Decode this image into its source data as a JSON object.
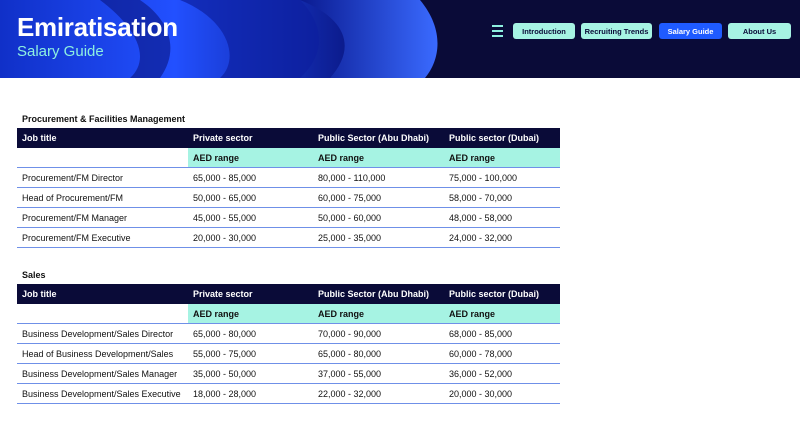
{
  "header": {
    "title": "Emiratisation",
    "subtitle": "Salary Guide",
    "nav": [
      "Introduction",
      "Recruiting Trends",
      "Salary Guide",
      "About Us"
    ],
    "active_nav": 2
  },
  "sections": [
    {
      "heading": "Procurement & Facilities Management",
      "columns": [
        "Job title",
        "Private sector",
        "Public Sector (Abu Dhabi)",
        "Public sector (Dubai)"
      ],
      "subheader": [
        "AED range",
        "AED range",
        "AED range"
      ],
      "rows": [
        [
          "Procurement/FM Director",
          "65,000 - 85,000",
          "80,000 - 110,000",
          "75,000 - 100,000"
        ],
        [
          "Head of Procurement/FM",
          "50,000 - 65,000",
          "60,000 - 75,000",
          "58,000 - 70,000"
        ],
        [
          "Procurement/FM Manager",
          "45,000 - 55,000",
          "50,000 - 60,000",
          "48,000 - 58,000"
        ],
        [
          "Procurement/FM Executive",
          "20,000 - 30,000",
          "25,000 - 35,000",
          "24,000 - 32,000"
        ]
      ]
    },
    {
      "heading": "Sales",
      "columns": [
        "Job title",
        "Private sector",
        "Public Sector (Abu Dhabi)",
        "Public sector (Dubai)"
      ],
      "subheader": [
        "AED range",
        "AED range",
        "AED range"
      ],
      "rows": [
        [
          "Business Development/Sales Director",
          "65,000 - 80,000",
          "70,000 - 90,000",
          "68,000 - 85,000"
        ],
        [
          "Head of Business Development/Sales",
          "55,000 - 75,000",
          "65,000 - 80,000",
          "60,000 - 78,000"
        ],
        [
          "Business Development/Sales Manager",
          "35,000 - 50,000",
          "37,000 - 55,000",
          "36,000 - 52,000"
        ],
        [
          "Business Development/Sales Executive",
          "18,000 - 28,000",
          "22,000 - 32,000",
          "20,000 - 30,000"
        ]
      ]
    }
  ]
}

====

• [What the exercise asks]
Report how many lines of the data contain the word "Salary", using the number alone.

• [Finished answer]
2